----- Records shown

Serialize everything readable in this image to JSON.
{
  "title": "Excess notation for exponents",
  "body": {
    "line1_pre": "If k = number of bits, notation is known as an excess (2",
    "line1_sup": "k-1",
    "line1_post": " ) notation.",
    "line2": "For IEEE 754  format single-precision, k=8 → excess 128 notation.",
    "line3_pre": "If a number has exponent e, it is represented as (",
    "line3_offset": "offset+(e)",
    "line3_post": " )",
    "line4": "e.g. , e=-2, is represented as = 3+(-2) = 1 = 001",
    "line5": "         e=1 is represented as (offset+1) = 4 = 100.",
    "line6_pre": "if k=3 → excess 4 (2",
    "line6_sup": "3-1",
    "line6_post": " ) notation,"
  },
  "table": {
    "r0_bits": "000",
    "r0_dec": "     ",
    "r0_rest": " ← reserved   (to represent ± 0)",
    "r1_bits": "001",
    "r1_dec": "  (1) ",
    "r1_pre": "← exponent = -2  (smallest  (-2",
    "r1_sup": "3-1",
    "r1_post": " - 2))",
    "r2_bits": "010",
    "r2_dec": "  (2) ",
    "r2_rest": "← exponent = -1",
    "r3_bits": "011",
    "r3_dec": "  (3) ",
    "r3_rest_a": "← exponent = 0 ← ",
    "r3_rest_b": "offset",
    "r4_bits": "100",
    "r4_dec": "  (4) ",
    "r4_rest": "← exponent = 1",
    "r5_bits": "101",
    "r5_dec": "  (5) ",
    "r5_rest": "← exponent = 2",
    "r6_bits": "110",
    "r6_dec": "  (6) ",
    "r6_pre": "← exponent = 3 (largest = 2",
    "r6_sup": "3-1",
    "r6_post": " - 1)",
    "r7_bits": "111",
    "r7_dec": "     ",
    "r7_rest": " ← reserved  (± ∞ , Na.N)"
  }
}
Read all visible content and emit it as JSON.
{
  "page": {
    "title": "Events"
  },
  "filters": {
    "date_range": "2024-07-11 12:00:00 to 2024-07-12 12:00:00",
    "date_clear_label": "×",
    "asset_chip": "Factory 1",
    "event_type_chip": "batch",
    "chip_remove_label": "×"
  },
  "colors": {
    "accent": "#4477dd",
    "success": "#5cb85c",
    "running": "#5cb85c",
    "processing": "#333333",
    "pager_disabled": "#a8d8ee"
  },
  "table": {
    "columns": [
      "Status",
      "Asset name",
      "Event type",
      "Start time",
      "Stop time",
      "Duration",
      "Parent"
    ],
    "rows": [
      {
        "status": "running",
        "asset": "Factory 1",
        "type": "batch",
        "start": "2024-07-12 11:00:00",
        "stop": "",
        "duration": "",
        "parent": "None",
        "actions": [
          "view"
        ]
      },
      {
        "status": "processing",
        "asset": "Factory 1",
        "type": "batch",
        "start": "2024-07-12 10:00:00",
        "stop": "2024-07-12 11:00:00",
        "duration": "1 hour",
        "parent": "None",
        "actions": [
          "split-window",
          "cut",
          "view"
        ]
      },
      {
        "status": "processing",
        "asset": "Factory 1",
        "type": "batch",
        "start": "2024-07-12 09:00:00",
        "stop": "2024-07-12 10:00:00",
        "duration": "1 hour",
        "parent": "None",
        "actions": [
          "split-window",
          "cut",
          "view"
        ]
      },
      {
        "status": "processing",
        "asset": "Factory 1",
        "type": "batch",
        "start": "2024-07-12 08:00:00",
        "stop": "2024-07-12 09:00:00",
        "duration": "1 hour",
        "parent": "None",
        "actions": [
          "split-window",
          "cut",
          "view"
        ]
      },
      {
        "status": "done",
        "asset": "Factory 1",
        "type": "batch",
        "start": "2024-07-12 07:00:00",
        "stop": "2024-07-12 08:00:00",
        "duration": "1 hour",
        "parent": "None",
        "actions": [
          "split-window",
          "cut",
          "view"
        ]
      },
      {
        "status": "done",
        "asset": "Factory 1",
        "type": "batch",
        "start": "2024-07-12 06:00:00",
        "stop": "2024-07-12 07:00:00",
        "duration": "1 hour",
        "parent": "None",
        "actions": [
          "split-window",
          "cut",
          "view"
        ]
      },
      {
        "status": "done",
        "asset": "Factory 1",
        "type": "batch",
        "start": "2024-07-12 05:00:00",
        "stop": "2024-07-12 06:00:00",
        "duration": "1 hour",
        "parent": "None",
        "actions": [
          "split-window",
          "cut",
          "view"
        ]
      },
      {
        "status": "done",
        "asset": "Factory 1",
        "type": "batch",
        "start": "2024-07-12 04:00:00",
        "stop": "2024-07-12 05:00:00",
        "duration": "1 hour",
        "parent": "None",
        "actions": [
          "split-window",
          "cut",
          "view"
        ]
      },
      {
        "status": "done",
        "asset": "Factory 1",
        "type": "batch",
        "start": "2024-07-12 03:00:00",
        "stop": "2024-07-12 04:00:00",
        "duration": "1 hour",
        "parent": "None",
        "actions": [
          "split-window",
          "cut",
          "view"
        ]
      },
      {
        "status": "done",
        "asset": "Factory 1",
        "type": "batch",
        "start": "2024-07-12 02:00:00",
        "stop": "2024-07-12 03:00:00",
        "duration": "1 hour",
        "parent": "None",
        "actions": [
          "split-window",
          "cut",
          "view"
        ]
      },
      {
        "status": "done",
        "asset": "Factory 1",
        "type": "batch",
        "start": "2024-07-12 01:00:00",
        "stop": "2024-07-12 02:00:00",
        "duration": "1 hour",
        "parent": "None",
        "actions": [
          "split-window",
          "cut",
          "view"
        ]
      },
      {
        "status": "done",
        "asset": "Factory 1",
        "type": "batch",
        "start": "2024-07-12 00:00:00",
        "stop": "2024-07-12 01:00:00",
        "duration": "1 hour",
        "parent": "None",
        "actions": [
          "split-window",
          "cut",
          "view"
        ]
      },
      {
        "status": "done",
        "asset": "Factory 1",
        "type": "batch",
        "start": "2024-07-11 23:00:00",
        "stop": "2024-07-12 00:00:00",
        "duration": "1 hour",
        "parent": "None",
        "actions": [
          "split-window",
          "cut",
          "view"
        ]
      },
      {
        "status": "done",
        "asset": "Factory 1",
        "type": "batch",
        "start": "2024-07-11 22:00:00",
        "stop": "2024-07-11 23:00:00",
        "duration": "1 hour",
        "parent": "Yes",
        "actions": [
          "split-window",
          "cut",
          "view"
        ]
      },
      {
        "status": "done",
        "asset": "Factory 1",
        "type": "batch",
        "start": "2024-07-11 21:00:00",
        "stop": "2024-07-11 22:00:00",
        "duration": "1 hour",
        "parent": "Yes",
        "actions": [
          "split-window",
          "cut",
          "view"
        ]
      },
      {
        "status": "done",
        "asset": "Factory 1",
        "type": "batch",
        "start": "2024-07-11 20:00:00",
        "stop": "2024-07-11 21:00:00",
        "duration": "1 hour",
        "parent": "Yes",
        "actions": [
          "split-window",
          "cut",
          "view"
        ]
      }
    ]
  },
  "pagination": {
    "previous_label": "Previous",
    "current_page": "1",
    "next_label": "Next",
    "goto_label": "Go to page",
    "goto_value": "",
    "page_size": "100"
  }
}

----------

## Exercise requirements
Type out the full listing again, exactly as given.

## Task solution
Serialize everything readable in this image to JSON.
{
  "title": "Excess notation for exponents",
  "body": {
    "line1_pre": "If k = number of bits, notation is known as an excess (2",
    "line1_sup": "k-1",
    "line1_post": " ) notation.",
    "line2": "For IEEE 754  format single-precision, k=8 → excess 128 notation.",
    "line3_pre": "If a number has exponent e, it is represented as (",
    "line3_offset": "offset+(e)",
    "line3_post": " )",
    "line4": "e.g. , e=-2, is represented as = 3+(-2) = 1 = 001",
    "line5": "         e=1 is represented as (offset+1) = 4 = 100.",
    "line6_pre": "if k=3 → excess 4 (2",
    "line6_sup": "3-1",
    "line6_post": " ) notation,"
  },
  "table": {
    "r0_bits": "000",
    "r0_dec": "     ",
    "r0_rest": " ← reserved   (to represent ± 0)",
    "r1_bits": "001",
    "r1_dec": "  (1) ",
    "r1_pre": "← exponent = -2  (smallest  (-2",
    "r1_sup": "3-1",
    "r1_post": " - 2))",
    "r2_bits": "010",
    "r2_dec": "  (2) ",
    "r2_rest": "← exponent = -1",
    "r3_bits": "011",
    "r3_dec": "  (3) ",
    "r3_rest_a": "← exponent = 0 ← ",
    "r3_rest_b": "offset",
    "r4_bits": "100",
    "r4_dec": "  (4) ",
    "r4_rest": "← exponent = 1",
    "r5_bits": "101",
    "r5_dec": "  (5) ",
    "r5_rest": "← exponent = 2",
    "r6_bits": "110",
    "r6_dec": "  (6) ",
    "r6_pre": "← exponent = 3 (largest = 2",
    "r6_sup": "3-1",
    "r6_post": " - 1)",
    "r7_bits": "111",
    "r7_dec": "     ",
    "r7_rest": " ← reserved  (± ∞ , Na.N)"
  }
}
Read all visible content and emit it as JSON.
{
  "page": {
    "title": "Events"
  },
  "filters": {
    "date_range": "2024-07-11 12:00:00 to 2024-07-12 12:00:00",
    "date_clear_label": "×",
    "asset_chip": "Factory 1",
    "event_type_chip": "batch",
    "chip_remove_label": "×"
  },
  "colors": {
    "accent": "#4477dd",
    "success": "#5cb85c",
    "running": "#5cb85c",
    "processing": "#333333",
    "pager_disabled": "#a8d8ee"
  },
  "table": {
    "columns": [
      "Status",
      "Asset name",
      "Event type",
      "Start time",
      "Stop time",
      "Duration",
      "Parent"
    ],
    "rows": [
      {
        "status": "running",
        "asset": "Factory 1",
        "type": "batch",
        "start": "2024-07-12 11:00:00",
        "stop": "",
        "duration": "",
        "parent": "None",
        "actions": [
          "view"
        ]
      },
      {
        "status": "processing",
        "asset": "Factory 1",
        "type": "batch",
        "start": "2024-07-12 10:00:00",
        "stop": "2024-07-12 11:00:00",
        "duration": "1 hour",
        "parent": "None",
        "actions": [
          "split-window",
          "cut",
          "view"
        ]
      },
      {
        "status": "processing",
        "asset": "Factory 1",
        "type": "batch",
        "start": "2024-07-12 09:00:00",
        "stop": "2024-07-12 10:00:00",
        "duration": "1 hour",
        "parent": "None",
        "actions": [
          "split-window",
          "cut",
          "view"
        ]
      },
      {
        "status": "processing",
        "asset": "Factory 1",
        "type": "batch",
        "start": "2024-07-12 08:00:00",
        "stop": "2024-07-12 09:00:00",
        "duration": "1 hour",
        "parent": "None",
        "actions": [
          "split-window",
          "cut",
          "view"
        ]
      },
      {
        "status": "done",
        "asset": "Factory 1",
        "type": "batch",
        "start": "2024-07-12 07:00:00",
        "stop": "2024-07-12 08:00:00",
        "duration": "1 hour",
        "parent": "None",
        "actions": [
          "split-window",
          "cut",
          "view"
        ]
      },
      {
        "status": "done",
        "asset": "Factory 1",
        "type": "batch",
        "start": "2024-07-12 06:00:00",
        "stop": "2024-07-12 07:00:00",
        "duration": "1 hour",
        "parent": "None",
        "actions": [
          "split-window",
          "cut",
          "view"
        ]
      },
      {
        "status": "done",
        "asset": "Factory 1",
        "type": "batch",
        "start": "2024-07-12 05:00:00",
        "stop": "2024-07-12 06:00:00",
        "duration": "1 hour",
        "parent": "None",
        "actions": [
          "split-window",
          "cut",
          "view"
        ]
      },
      {
        "status": "done",
        "asset": "Factory 1",
        "type": "batch",
        "start": "2024-07-12 04:00:00",
        "stop": "2024-07-12 05:00:00",
        "duration": "1 hour",
        "parent": "None",
        "actions": [
          "split-window",
          "cut",
          "view"
        ]
      },
      {
        "status": "done",
        "asset": "Factory 1",
        "type": "batch",
        "start": "2024-07-12 03:00:00",
        "stop": "2024-07-12 04:00:00",
        "duration": "1 hour",
        "parent": "None",
        "actions": [
          "split-window",
          "cut",
          "view"
        ]
      },
      {
        "status": "done",
        "asset": "Factory 1",
        "type": "batch",
        "start": "2024-07-12 02:00:00",
        "stop": "2024-07-12 03:00:00",
        "duration": "1 hour",
        "parent": "None",
        "actions": [
          "split-window",
          "cut",
          "view"
        ]
      },
      {
        "status": "done",
        "asset": "Factory 1",
        "type": "batch",
        "start": "2024-07-12 01:00:00",
        "stop": "2024-07-12 02:00:00",
        "duration": "1 hour",
        "parent": "None",
        "actions": [
          "split-window",
          "cut",
          "view"
        ]
      },
      {
        "status": "done",
        "asset": "Factory 1",
        "type": "batch",
        "start": "2024-07-12 00:00:00",
        "stop": "2024-07-12 01:00:00",
        "duration": "1 hour",
        "parent": "None",
        "actions": [
          "split-window",
          "cut",
          "view"
        ]
      },
      {
        "status": "done",
        "asset": "Factory 1",
        "type": "batch",
        "start": "2024-07-11 23:00:00",
        "stop": "2024-07-12 00:00:00",
        "duration": "1 hour",
        "parent": "None",
        "actions": [
          "split-window",
          "cut",
          "view"
        ]
      },
      {
        "status": "done",
        "asset": "Factory 1",
        "type": "batch",
        "start": "2024-07-11 22:00:00",
        "stop": "2024-07-11 23:00:00",
        "duration": "1 hour",
        "parent": "Yes",
        "actions": [
          "split-window",
          "cut",
          "view"
        ]
      },
      {
        "status": "done",
        "asset": "Factory 1",
        "type": "batch",
        "start": "2024-07-11 21:00:00",
        "stop": "2024-07-11 22:00:00",
        "duration": "1 hour",
        "parent": "Yes",
        "actions": [
          "split-window",
          "cut",
          "view"
        ]
      },
      {
        "status": "done",
        "asset": "Factory 1",
        "type": "batch",
        "start": "2024-07-11 20:00:00",
        "stop": "2024-07-11 21:00:00",
        "duration": "1 hour",
        "parent": "Yes",
        "actions": [
          "split-window",
          "cut",
          "view"
        ]
      }
    ]
  },
  "pagination": {
    "previous_label": "Previous",
    "current_page": "1",
    "next_label": "Next",
    "goto_label": "Go to page",
    "goto_value": "",
    "page_size": "100"
  }
}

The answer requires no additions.